Given task.
Copy every entry exactly as given, minus the images.

◆ ◆ ◆ ◆ ◆

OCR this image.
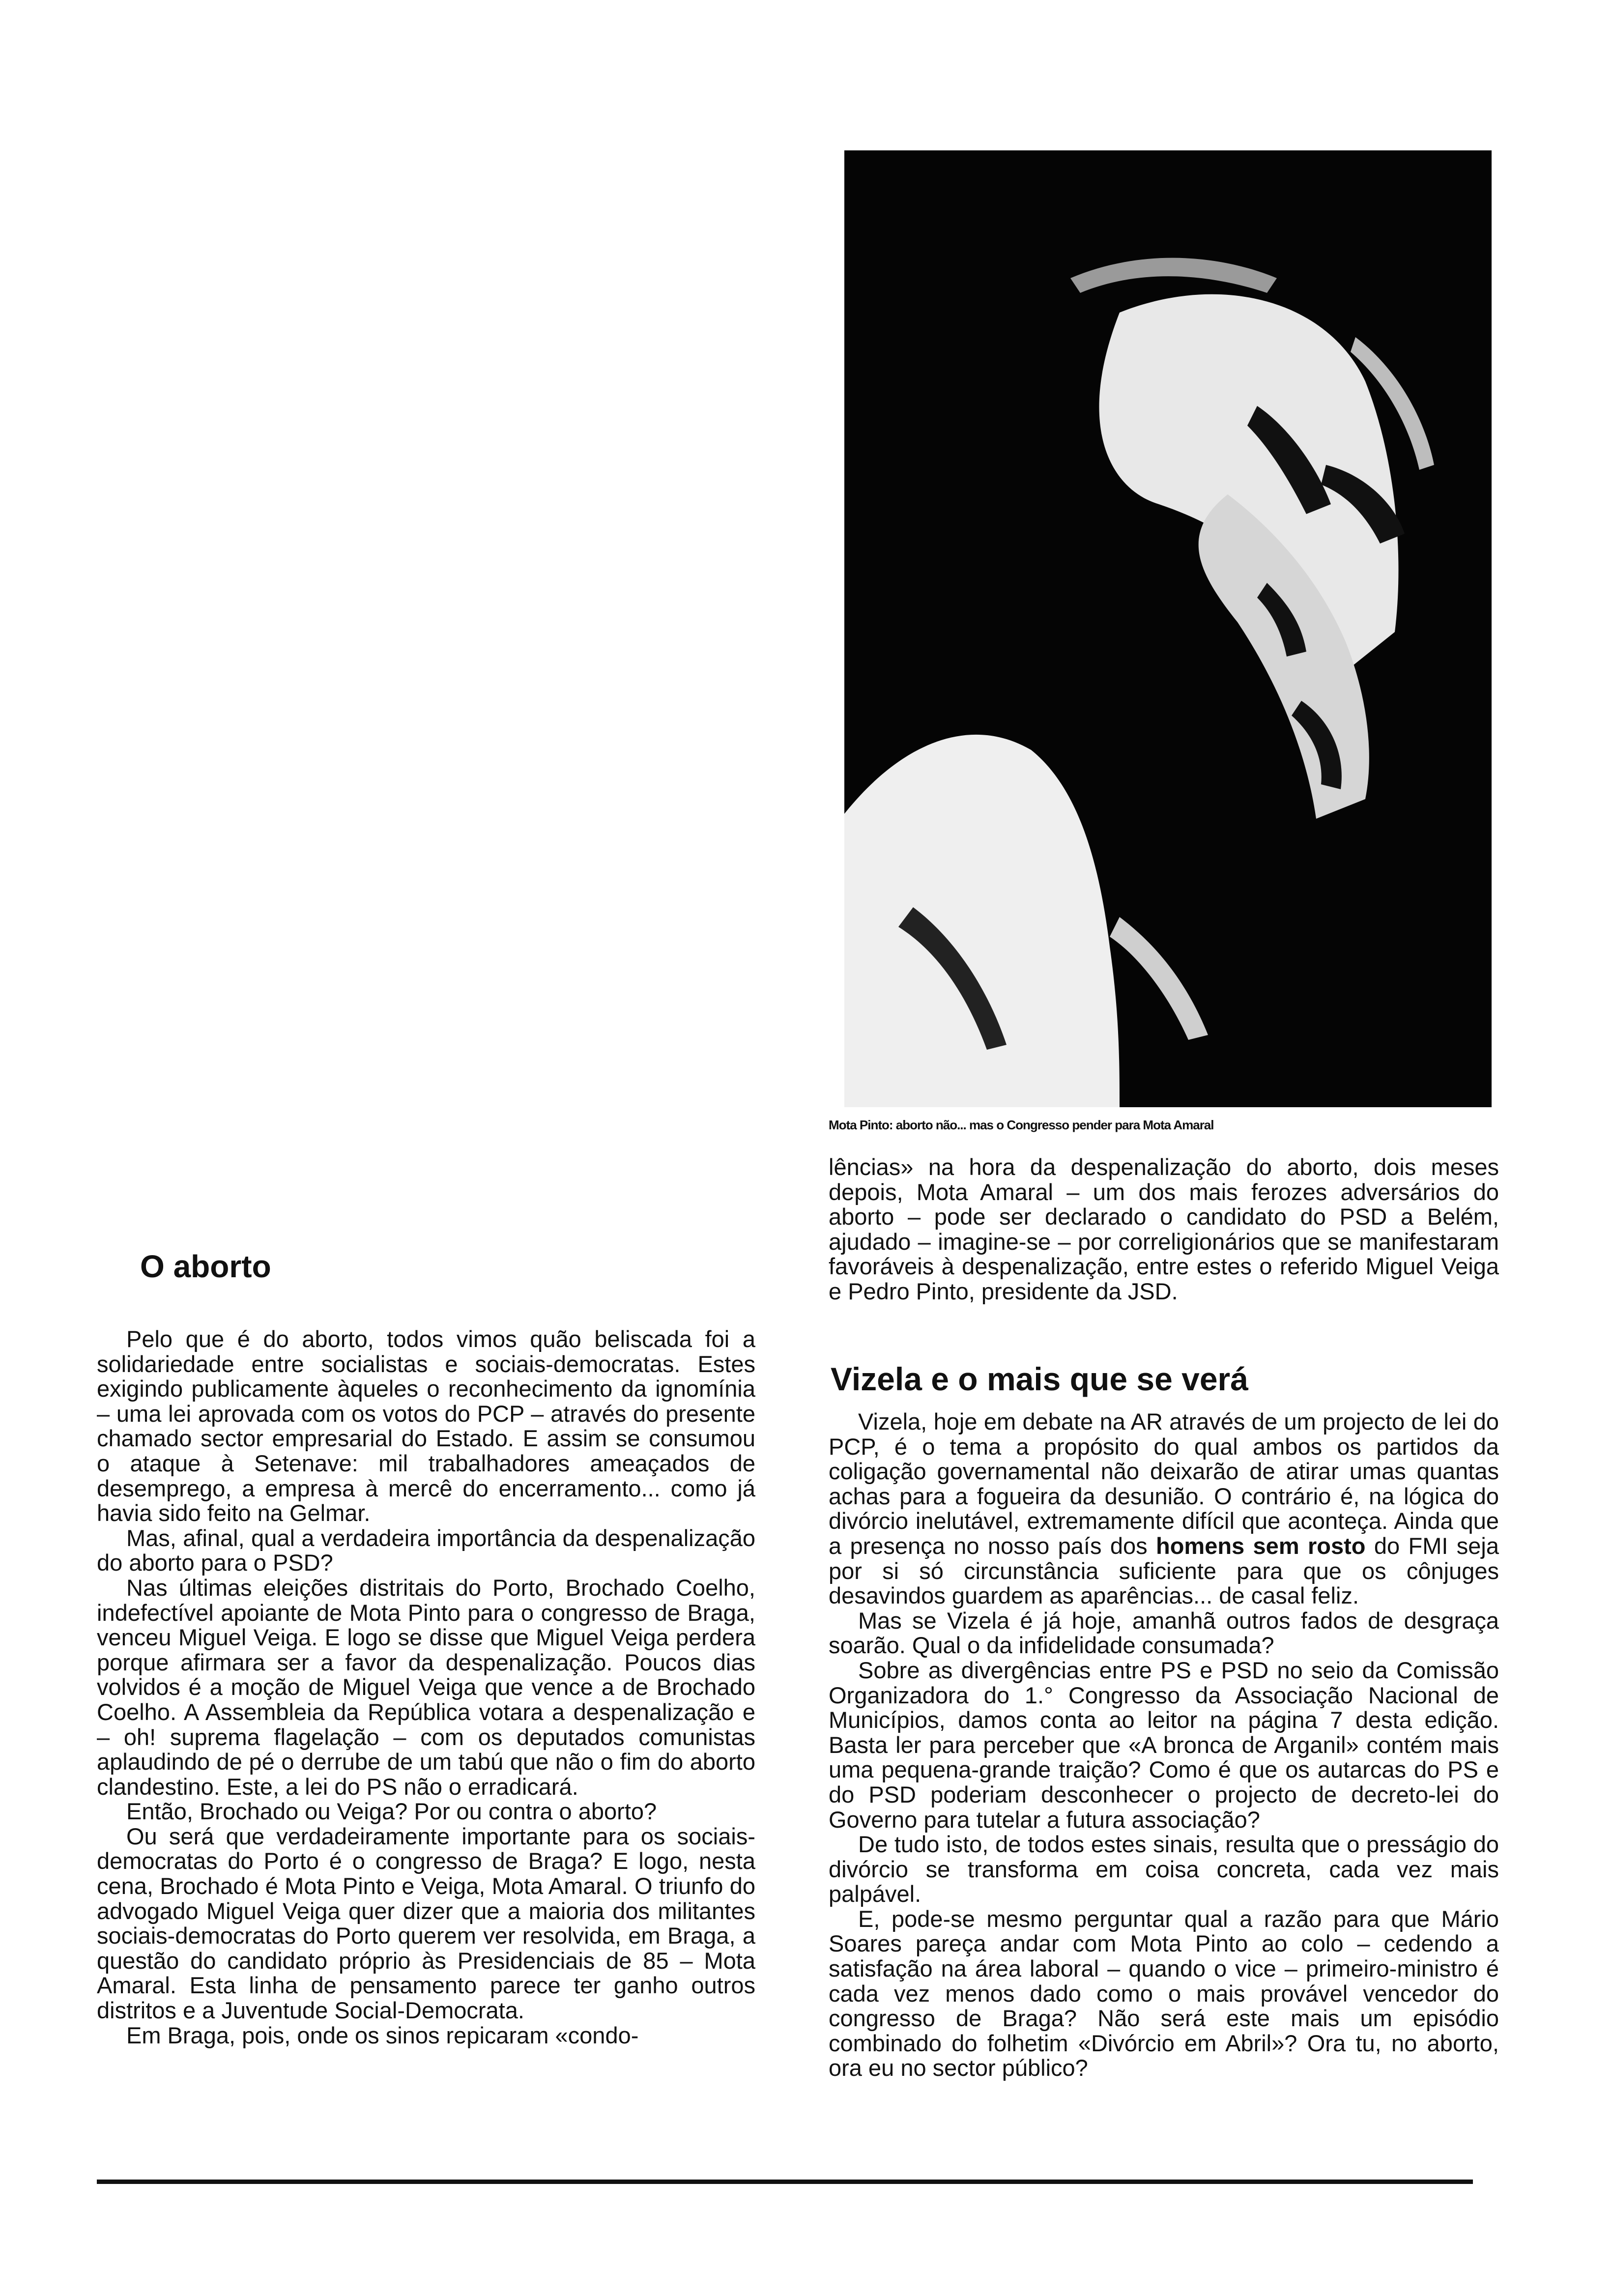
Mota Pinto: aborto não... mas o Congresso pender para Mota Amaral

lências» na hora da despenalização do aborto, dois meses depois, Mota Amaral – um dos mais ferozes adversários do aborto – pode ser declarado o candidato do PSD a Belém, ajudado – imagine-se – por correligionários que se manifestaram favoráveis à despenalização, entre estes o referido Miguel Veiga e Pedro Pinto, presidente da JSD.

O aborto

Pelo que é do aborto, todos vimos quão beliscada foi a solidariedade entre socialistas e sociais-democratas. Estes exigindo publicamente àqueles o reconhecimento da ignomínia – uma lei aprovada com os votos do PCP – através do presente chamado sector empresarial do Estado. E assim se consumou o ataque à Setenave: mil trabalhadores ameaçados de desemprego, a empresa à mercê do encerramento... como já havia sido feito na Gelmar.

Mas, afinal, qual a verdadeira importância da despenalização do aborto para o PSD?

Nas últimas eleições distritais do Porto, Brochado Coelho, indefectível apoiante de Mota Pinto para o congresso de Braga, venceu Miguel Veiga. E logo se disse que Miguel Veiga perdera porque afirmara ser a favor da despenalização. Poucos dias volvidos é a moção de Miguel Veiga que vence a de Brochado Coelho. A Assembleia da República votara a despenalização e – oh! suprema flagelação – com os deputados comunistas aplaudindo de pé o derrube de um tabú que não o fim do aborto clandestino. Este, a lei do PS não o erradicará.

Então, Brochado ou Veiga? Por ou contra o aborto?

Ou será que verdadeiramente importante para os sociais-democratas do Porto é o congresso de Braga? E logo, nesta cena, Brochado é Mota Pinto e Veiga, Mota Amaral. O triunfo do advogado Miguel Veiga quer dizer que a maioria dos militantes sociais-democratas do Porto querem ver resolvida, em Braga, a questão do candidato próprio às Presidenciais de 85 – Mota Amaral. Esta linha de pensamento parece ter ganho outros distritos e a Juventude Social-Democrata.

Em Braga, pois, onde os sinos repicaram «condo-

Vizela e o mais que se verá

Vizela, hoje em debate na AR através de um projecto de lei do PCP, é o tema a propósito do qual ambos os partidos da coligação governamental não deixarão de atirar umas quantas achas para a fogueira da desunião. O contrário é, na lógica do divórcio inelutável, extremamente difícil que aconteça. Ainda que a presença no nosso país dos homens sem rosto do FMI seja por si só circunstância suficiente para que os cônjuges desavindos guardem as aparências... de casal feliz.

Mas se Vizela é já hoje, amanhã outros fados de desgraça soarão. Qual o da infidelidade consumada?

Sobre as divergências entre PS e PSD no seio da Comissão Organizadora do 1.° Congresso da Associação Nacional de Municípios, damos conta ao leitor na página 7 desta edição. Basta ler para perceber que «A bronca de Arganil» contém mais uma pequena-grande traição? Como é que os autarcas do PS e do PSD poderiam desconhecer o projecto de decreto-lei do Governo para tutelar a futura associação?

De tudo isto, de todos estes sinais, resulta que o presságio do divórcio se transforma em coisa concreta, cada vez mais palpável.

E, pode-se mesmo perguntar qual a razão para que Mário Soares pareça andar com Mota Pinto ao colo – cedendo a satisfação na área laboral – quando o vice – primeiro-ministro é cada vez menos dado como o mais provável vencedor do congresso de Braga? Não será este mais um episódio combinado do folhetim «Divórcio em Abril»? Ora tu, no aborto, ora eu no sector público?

◆ ◆ ◆ ◆ ◆

Written answer.
OCR this image.
Mota Pinto: aborto não... mas o Congresso pender para Mota Amaral

lências» na hora da despenalização do aborto, dois meses depois, Mota Amaral – um dos mais ferozes adversários do aborto – pode ser declarado o candidato do PSD a Belém, ajudado – imagine-se – por correligionários que se manifestaram favoráveis à despenalização, entre estes o referido Miguel Veiga e Pedro Pinto, presidente da JSD.

O aborto

Pelo que é do aborto, todos vimos quão beliscada foi a solidariedade entre socialistas e sociais-democratas. Estes exigindo publicamente àqueles o reconhecimento da ignomínia – uma lei aprovada com os votos do PCP – através do presente chamado sector empresarial do Estado. E assim se consumou o ataque à Setenave: mil trabalhadores ameaçados de desemprego, a empresa à mercê do encerramento... como já havia sido feito na Gelmar.

Mas, afinal, qual a verdadeira importância da despenalização do aborto para o PSD?

Nas últimas eleições distritais do Porto, Brochado Coelho, indefectível apoiante de Mota Pinto para o congresso de Braga, venceu Miguel Veiga. E logo se disse que Miguel Veiga perdera porque afirmara ser a favor da despenalização. Poucos dias volvidos é a moção de Miguel Veiga que vence a de Brochado Coelho. A Assembleia da República votara a despenalização e – oh! suprema flagelação – com os deputados comunistas aplaudindo de pé o derrube de um tabú que não o fim do aborto clandestino. Este, a lei do PS não o erradicará.

Então, Brochado ou Veiga? Por ou contra o aborto?

Ou será que verdadeiramente importante para os sociais-democratas do Porto é o congresso de Braga? E logo, nesta cena, Brochado é Mota Pinto e Veiga, Mota Amaral. O triunfo do advogado Miguel Veiga quer dizer que a maioria dos militantes sociais-democratas do Porto querem ver resolvida, em Braga, a questão do candidato próprio às Presidenciais de 85 – Mota Amaral. Esta linha de pensamento parece ter ganho outros distritos e a Juventude Social-Democrata.

Em Braga, pois, onde os sinos repicaram «condo-

Vizela e o mais que se verá

Vizela, hoje em debate na AR através de um projecto de lei do PCP, é o tema a propósito do qual ambos os partidos da coligação governamental não deixarão de atirar umas quantas achas para a fogueira da desunião. O contrário é, na lógica do divórcio inelutável, extremamente difícil que aconteça. Ainda que a presença no nosso país dos homens sem rosto do FMI seja por si só circunstância suficiente para que os cônjuges desavindos guardem as aparências... de casal feliz.

Mas se Vizela é já hoje, amanhã outros fados de desgraça soarão. Qual o da infidelidade consumada?

Sobre as divergências entre PS e PSD no seio da Comissão Organizadora do 1.° Congresso da Associação Nacional de Municípios, damos conta ao leitor na página 7 desta edição. Basta ler para perceber que «A bronca de Arganil» contém mais uma pequena-grande traição? Como é que os autarcas do PS e do PSD poderiam desconhecer o projecto de decreto-lei do Governo para tutelar a futura associação?

De tudo isto, de todos estes sinais, resulta que o presságio do divórcio se transforma em coisa concreta, cada vez mais palpável.

E, pode-se mesmo perguntar qual a razão para que Mário Soares pareça andar com Mota Pinto ao colo – cedendo a satisfação na área laboral – quando o vice – primeiro-ministro é cada vez menos dado como o mais provável vencedor do congresso de Braga? Não será este mais um episódio combinado do folhetim «Divórcio em Abril»? Ora tu, no aborto, ora eu no sector público?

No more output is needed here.